Wow, naoko. You maybe should have stuck with it. Or kept the two main characters straight. Either way.

I did watch the rest, I was just irritated. I don't think I did mix up the characters? Did I miss something? Ebert seems to agree with me, (and whoever this guy is does too), fwiw.
posted by naoko at 3:50 PM on July 26, 2013


What I dug about the Tesla bit in The Prestige is that Angier ends up with a crazy piece of magic sufficiently advanced technology -- with obvious financial benefits -- but all he can think to do with it is pull off this magic trick.
posted by brundlefly at 4:10 PM on July 26, 2013 [8 favorites]


all he can think to do with it is pull off this magic trick.

Well, all he can think to do with it is destroy his enemy. (Which is totally in character, and yeah, I dug that too.)
posted by stebulus at 4:17 PM on July 26, 2013 [2 favorites]


What I find awesome about Pacific Rim is that its plot holes or logic holes or inconsistencies feel intentional, and done with a bit of a wink to the audience. In that regard it was in the same vein as Cabin in the Woods (though not explicitly meta) or Machete or Starship Troopers. It was made by someone who thinks about movies, for people who think about movies (and wants to see giant robots bunch giant monsters in their stupid monster faces).
posted by wemayfreeze at 4:21 PM on July 26, 2013 [7 favorites]


I did watch the rest, I was just irritated. I don't think I did mix up the characters? Did I miss something? Ebert seems to agree with me, (and whoever this guy is does too), fwiw.

| Dataset content |
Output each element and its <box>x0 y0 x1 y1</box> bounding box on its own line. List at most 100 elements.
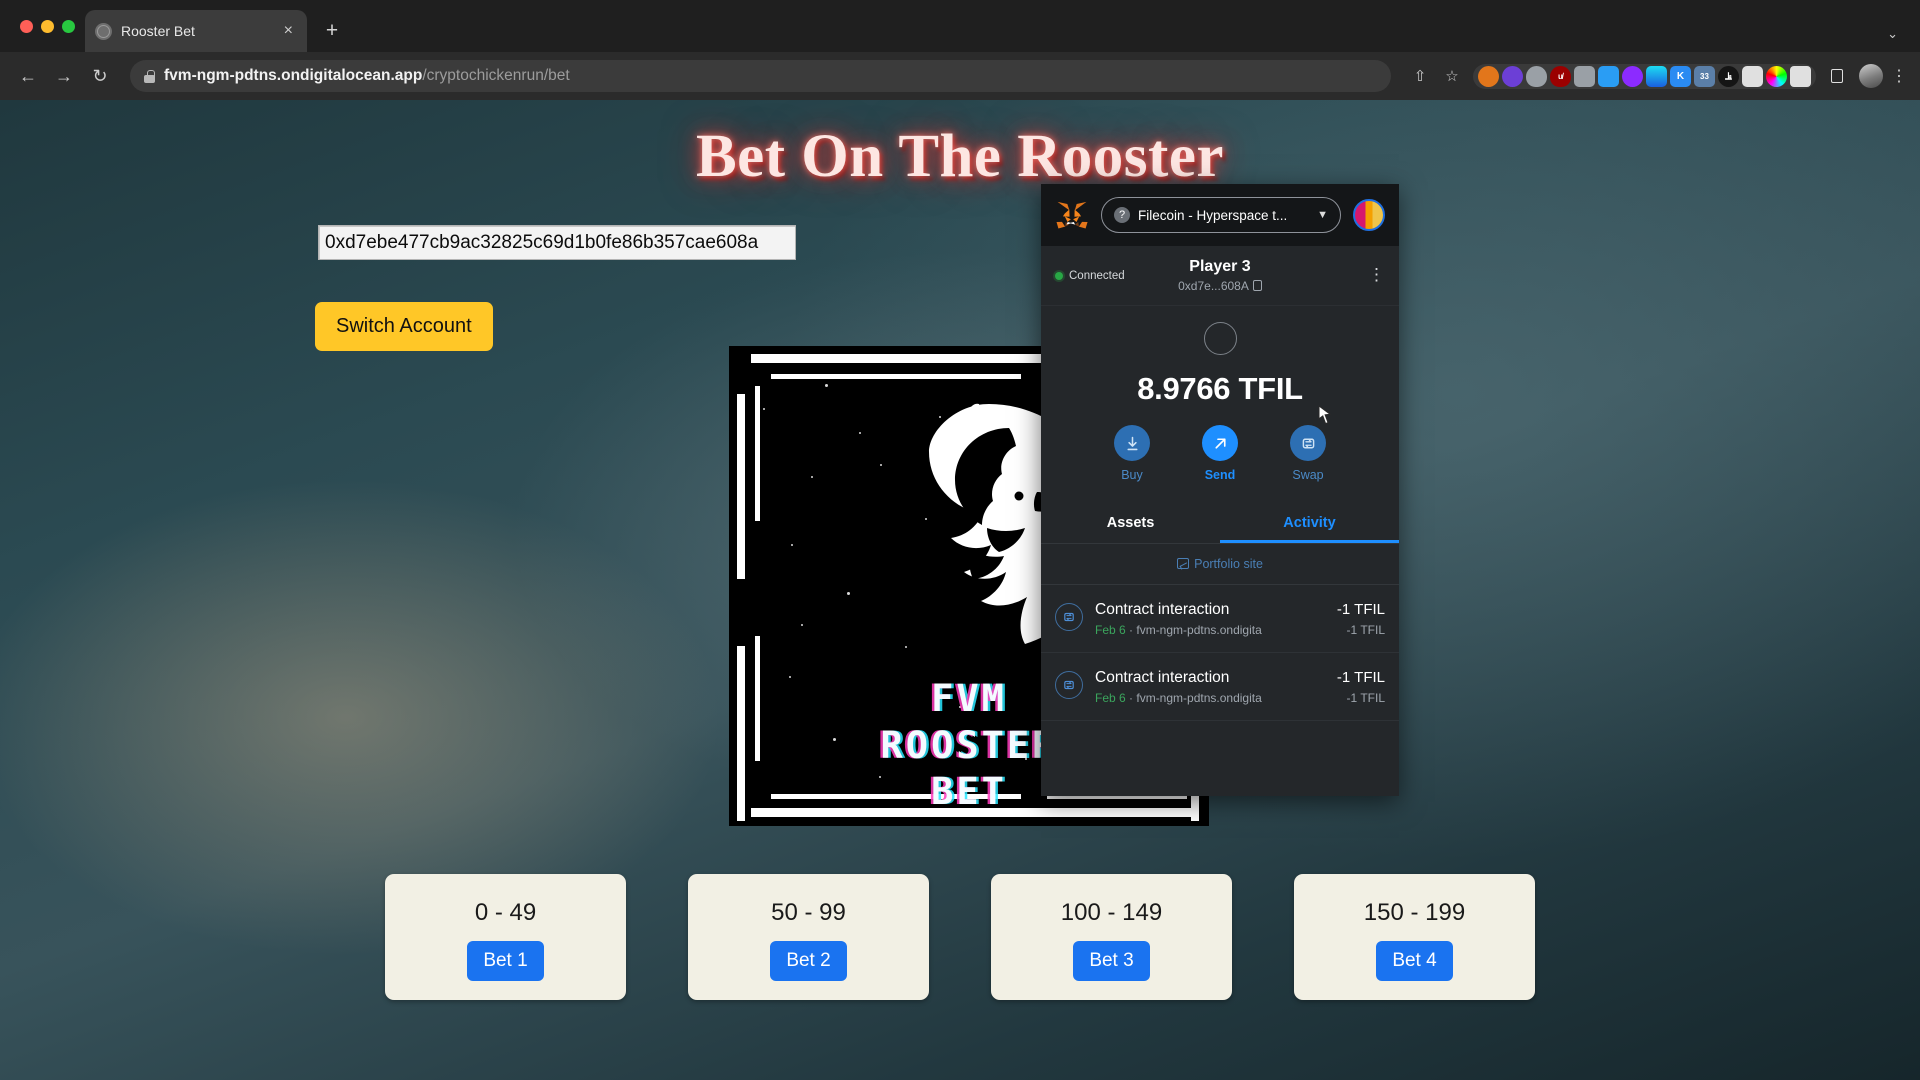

| To-do list |
**A)** In the movie comment thread, which three films does the Pacific Rim comment say it is in the same vein as?
**B)** Pick up the movie comment thread after its last line and keep it going.
The data is separate from the movie comment thread and isn't part of it.

| Answers to the problems |
**A)** Cabin in the Woods, Machete, and Starship Troopers.

**B)**
Perhaps I was being too snippy, but what I meant is that Hugh Jackman's obsessive pursuit of the secret of the trick leads to him working with Tesla to create the supernatural solution, which is twisted and hideous in it's implications, while Christian Bale all the time was doing it in the most dirt-stupid, simple way imaginable, sublimely relying on simple principles of illusion and perception.

That, to me, is fantastic. But not everybody has to like the same things.
posted by Navelgazer at 4:25 PM on July 26, 2013 [7 favorites]


My favorite movies are movies that take place In The Movies, Movie-Movies, they operate on sublime, dreamy movie logic. It's hard to get rig but when you do get it right it's like reliving a beautiful dream.
posted by The Whelk at 4:26 PM on July 26, 2013 [1 favorite]


Movie movie movie movie movie. FILM.
posted by Strass at 4:32 PM on July 26, 2013


wait thats just The Dreamers
posted by The Whelk at 4:59 PM on July 26, 2013


while Christian Bale all the time was doing it in the most dirt-stupid, simple way imaginable, sublimely relying on simple principles of illusion and perception.

Well, his trick is really just being mega- ultra- super-dedicated to the trick above all else. Which Jackman's character can't really pull off himself.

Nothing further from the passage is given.